[Stored data]
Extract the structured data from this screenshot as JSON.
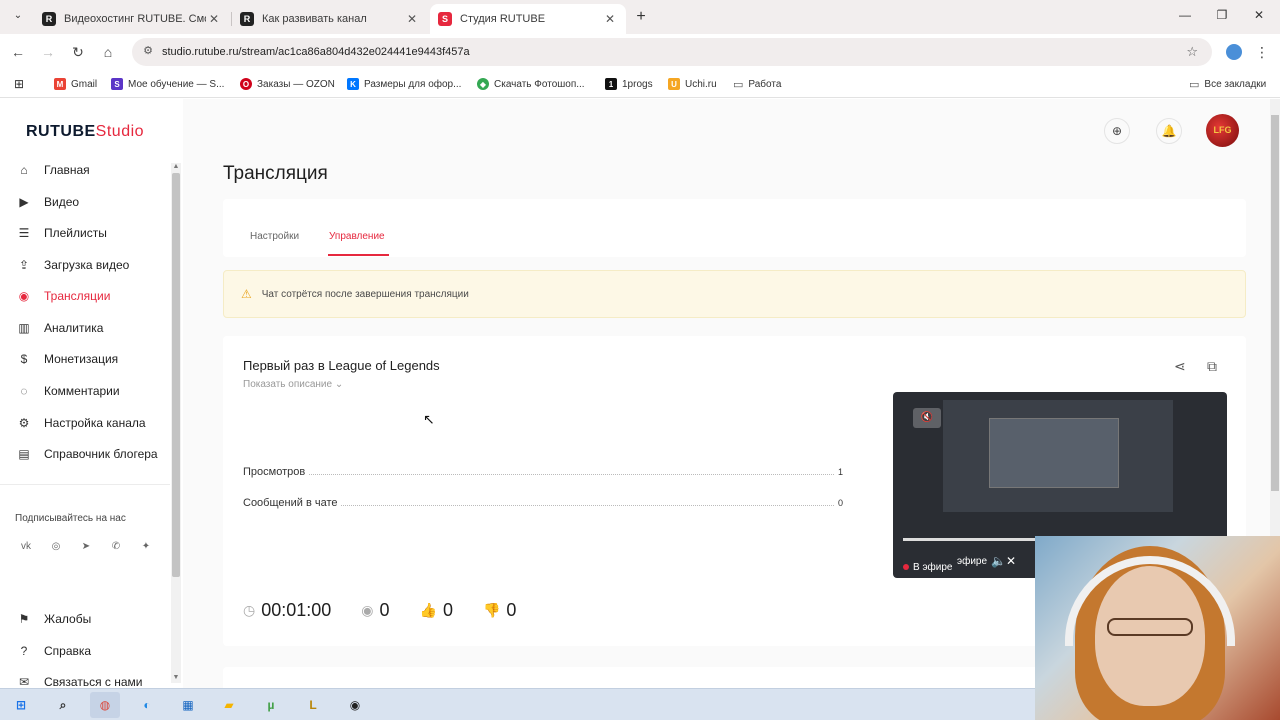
{
  "browser": {
    "tabs": [
      {
        "label": "Видеохостинг RUTUBE. Смотр",
        "active": false
      },
      {
        "label": "Как развивать канал",
        "active": false
      },
      {
        "label": "Студия RUTUBE",
        "active": true
      }
    ],
    "url": "studio.rutube.ru/stream/ac1ca86a804d432e024441e9443f457a",
    "bookmarks": [
      "Gmail",
      "Мое обучение — S...",
      "Заказы — OZON",
      "Размеры для офор...",
      "Скачать Фотошоп...",
      "1progs",
      "Uchi.ru",
      "Работа"
    ],
    "all_bookmarks": "Все закладки"
  },
  "header": {
    "logo_main": "RUTUBE",
    "logo_sub": "Studio"
  },
  "sidebar": {
    "items": [
      {
        "label": "Главная",
        "icon": "home-icon",
        "active": false
      },
      {
        "label": "Видео",
        "icon": "video-icon",
        "active": false
      },
      {
        "label": "Плейлисты",
        "icon": "playlist-icon",
        "active": false
      },
      {
        "label": "Загрузка видео",
        "icon": "upload-icon",
        "active": false
      },
      {
        "label": "Трансляции",
        "icon": "broadcast-icon",
        "active": true
      },
      {
        "label": "Аналитика",
        "icon": "analytics-icon",
        "active": false
      },
      {
        "label": "Монетизация",
        "icon": "money-icon",
        "active": false
      },
      {
        "label": "Комментарии",
        "icon": "comments-icon",
        "active": false
      },
      {
        "label": "Настройка канала",
        "icon": "settings-icon",
        "active": false
      },
      {
        "label": "Справочник блогера",
        "icon": "book-icon",
        "active": false
      }
    ],
    "subscribe_label": "Подписывайтесь на нас",
    "social": [
      "vk-icon",
      "ok-icon",
      "telegram-icon",
      "viber-icon",
      "zen-icon"
    ],
    "bottom_items": [
      {
        "label": "Жалобы",
        "icon": "flag-icon"
      },
      {
        "label": "Справка",
        "icon": "help-icon"
      },
      {
        "label": "Связаться с нами",
        "icon": "mail-icon"
      }
    ]
  },
  "main": {
    "page_title": "Трансляция",
    "tabs": [
      {
        "label": "Настройки",
        "active": false
      },
      {
        "label": "Управление",
        "active": true
      }
    ],
    "alert": "Чат сотрётся после завершения трансляции",
    "stream": {
      "title": "Первый раз в League of Legends",
      "show_description": "Показать описание",
      "stats": [
        {
          "label": "Просмотров",
          "value": "1"
        },
        {
          "label": "Сообщений в чате",
          "value": "0"
        }
      ],
      "duration": "00:01:00",
      "viewers": "0",
      "likes": "0",
      "dislikes": "0",
      "player": {
        "live_label": "В эфире",
        "live_label_overlay": "эфире"
      }
    }
  },
  "colors": {
    "accent": "#e6283e",
    "alert_bg": "#fdf8e6"
  }
}
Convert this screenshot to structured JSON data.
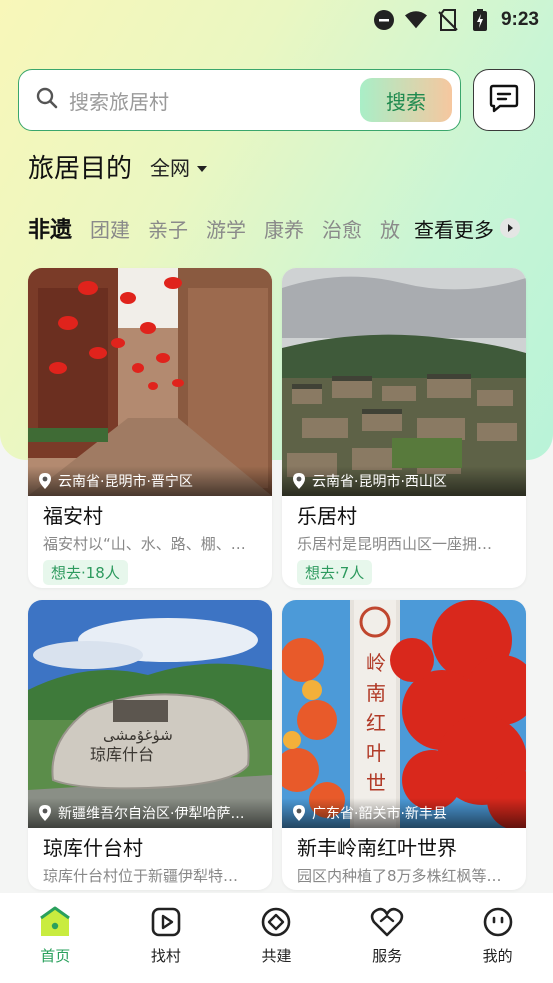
{
  "status_bar": {
    "time": "9:23"
  },
  "search": {
    "placeholder": "搜索旅居村",
    "button_label": "搜索"
  },
  "destination": {
    "title": "旅居目的",
    "scope": "全网"
  },
  "tabs": {
    "items": [
      "非遗",
      "团建",
      "亲子",
      "游学",
      "康养",
      "治愈",
      "放"
    ],
    "active": "非遗",
    "more_label": "查看更多"
  },
  "cards": [
    {
      "location": "云南省·昆明市·晋宁区",
      "name": "福安村",
      "desc": "福安村以“山、水、路、棚、…",
      "want": "想去·18人"
    },
    {
      "location": "云南省·昆明市·西山区",
      "name": "乐居村",
      "desc": "乐居村是昆明西山区一座拥…",
      "want": "想去·7人"
    },
    {
      "location": "新疆维吾尔自治区·伊犁哈萨…",
      "name": "琼库什台村",
      "desc": "琼库什台村位于新疆伊犁特…",
      "want": ""
    },
    {
      "location": "广东省·韶关市·新丰县",
      "name": "新丰岭南红叶世界",
      "desc": "园区内种植了8万多株红枫等…",
      "want": ""
    }
  ],
  "bottom_nav": [
    {
      "label": "首页",
      "icon": "home-icon",
      "active": true
    },
    {
      "label": "找村",
      "icon": "play-icon",
      "active": false
    },
    {
      "label": "共建",
      "icon": "diamond-icon",
      "active": false
    },
    {
      "label": "服务",
      "icon": "heart-icon",
      "active": false
    },
    {
      "label": "我的",
      "icon": "face-icon",
      "active": false
    }
  ],
  "colors": {
    "accent": "#2aa05c",
    "border": "#3aa66c"
  }
}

Work to be completed: Your task is to return the entries above exactly, with no pictures.

Right answer:
Extract the structured data from this screenshot as JSON.
{
  "browser": {
    "tabs": [
      {
        "label": "Видеохостинг RUTUBE. Смотр",
        "active": false
      },
      {
        "label": "Как развивать канал",
        "active": false
      },
      {
        "label": "Студия RUTUBE",
        "active": true
      }
    ],
    "url": "studio.rutube.ru/stream/ac1ca86a804d432e024441e9443f457a",
    "bookmarks": [
      "Gmail",
      "Мое обучение — S...",
      "Заказы — OZON",
      "Размеры для офор...",
      "Скачать Фотошоп...",
      "1progs",
      "Uchi.ru",
      "Работа"
    ],
    "all_bookmarks": "Все закладки"
  },
  "header": {
    "logo_main": "RUTUBE",
    "logo_sub": "Studio"
  },
  "sidebar": {
    "items": [
      {
        "label": "Главная",
        "icon": "home-icon",
        "active": false
      },
      {
        "label": "Видео",
        "icon": "video-icon",
        "active": false
      },
      {
        "label": "Плейлисты",
        "icon": "playlist-icon",
        "active": false
      },
      {
        "label": "Загрузка видео",
        "icon": "upload-icon",
        "active": false
      },
      {
        "label": "Трансляции",
        "icon": "broadcast-icon",
        "active": true
      },
      {
        "label": "Аналитика",
        "icon": "analytics-icon",
        "active": false
      },
      {
        "label": "Монетизация",
        "icon": "money-icon",
        "active": false
      },
      {
        "label": "Комментарии",
        "icon": "comments-icon",
        "active": false
      },
      {
        "label": "Настройка канала",
        "icon": "settings-icon",
        "active": false
      },
      {
        "label": "Справочник блогера",
        "icon": "book-icon",
        "active": false
      }
    ],
    "subscribe_label": "Подписывайтесь на нас",
    "social": [
      "vk-icon",
      "ok-icon",
      "telegram-icon",
      "viber-icon",
      "zen-icon"
    ],
    "bottom_items": [
      {
        "label": "Жалобы",
        "icon": "flag-icon"
      },
      {
        "label": "Справка",
        "icon": "help-icon"
      },
      {
        "label": "Связаться с нами",
        "icon": "mail-icon"
      }
    ]
  },
  "main": {
    "page_title": "Трансляция",
    "tabs": [
      {
        "label": "Настройки",
        "active": false
      },
      {
        "label": "Управление",
        "active": true
      }
    ],
    "alert": "Чат сотрётся после завершения трансляции",
    "stream": {
      "title": "Первый раз в League of Legends",
      "show_description": "Показать описание",
      "stats": [
        {
          "label": "Просмотров",
          "value": "1"
        },
        {
          "label": "Сообщений в чате",
          "value": "0"
        }
      ],
      "duration": "00:01:00",
      "viewers": "0",
      "likes": "0",
      "dislikes": "0",
      "player": {
        "live_label": "В эфире",
        "live_label_overlay": "эфире"
      }
    }
  },
  "colors": {
    "accent": "#e6283e",
    "alert_bg": "#fdf8e6"
  }
}
Convert this screenshot to structured JSON data.
{
  "status_bar": {
    "time": "9:23"
  },
  "search": {
    "placeholder": "搜索旅居村",
    "button_label": "搜索"
  },
  "destination": {
    "title": "旅居目的",
    "scope": "全网"
  },
  "tabs": {
    "items": [
      "非遗",
      "团建",
      "亲子",
      "游学",
      "康养",
      "治愈",
      "放"
    ],
    "active": "非遗",
    "more_label": "查看更多"
  },
  "cards": [
    {
      "location": "云南省·昆明市·晋宁区",
      "name": "福安村",
      "desc": "福安村以“山、水、路、棚、…",
      "want": "想去·18人"
    },
    {
      "location": "云南省·昆明市·西山区",
      "name": "乐居村",
      "desc": "乐居村是昆明西山区一座拥…",
      "want": "想去·7人"
    },
    {
      "location": "新疆维吾尔自治区·伊犁哈萨…",
      "name": "琼库什台村",
      "desc": "琼库什台村位于新疆伊犁特…",
      "want": ""
    },
    {
      "location": "广东省·韶关市·新丰县",
      "name": "新丰岭南红叶世界",
      "desc": "园区内种植了8万多株红枫等…",
      "want": ""
    }
  ],
  "bottom_nav": [
    {
      "label": "首页",
      "icon": "home-icon",
      "active": true
    },
    {
      "label": "找村",
      "icon": "play-icon",
      "active": false
    },
    {
      "label": "共建",
      "icon": "diamond-icon",
      "active": false
    },
    {
      "label": "服务",
      "icon": "heart-icon",
      "active": false
    },
    {
      "label": "我的",
      "icon": "face-icon",
      "active": false
    }
  ],
  "colors": {
    "accent": "#2aa05c",
    "border": "#3aa66c"
  }
}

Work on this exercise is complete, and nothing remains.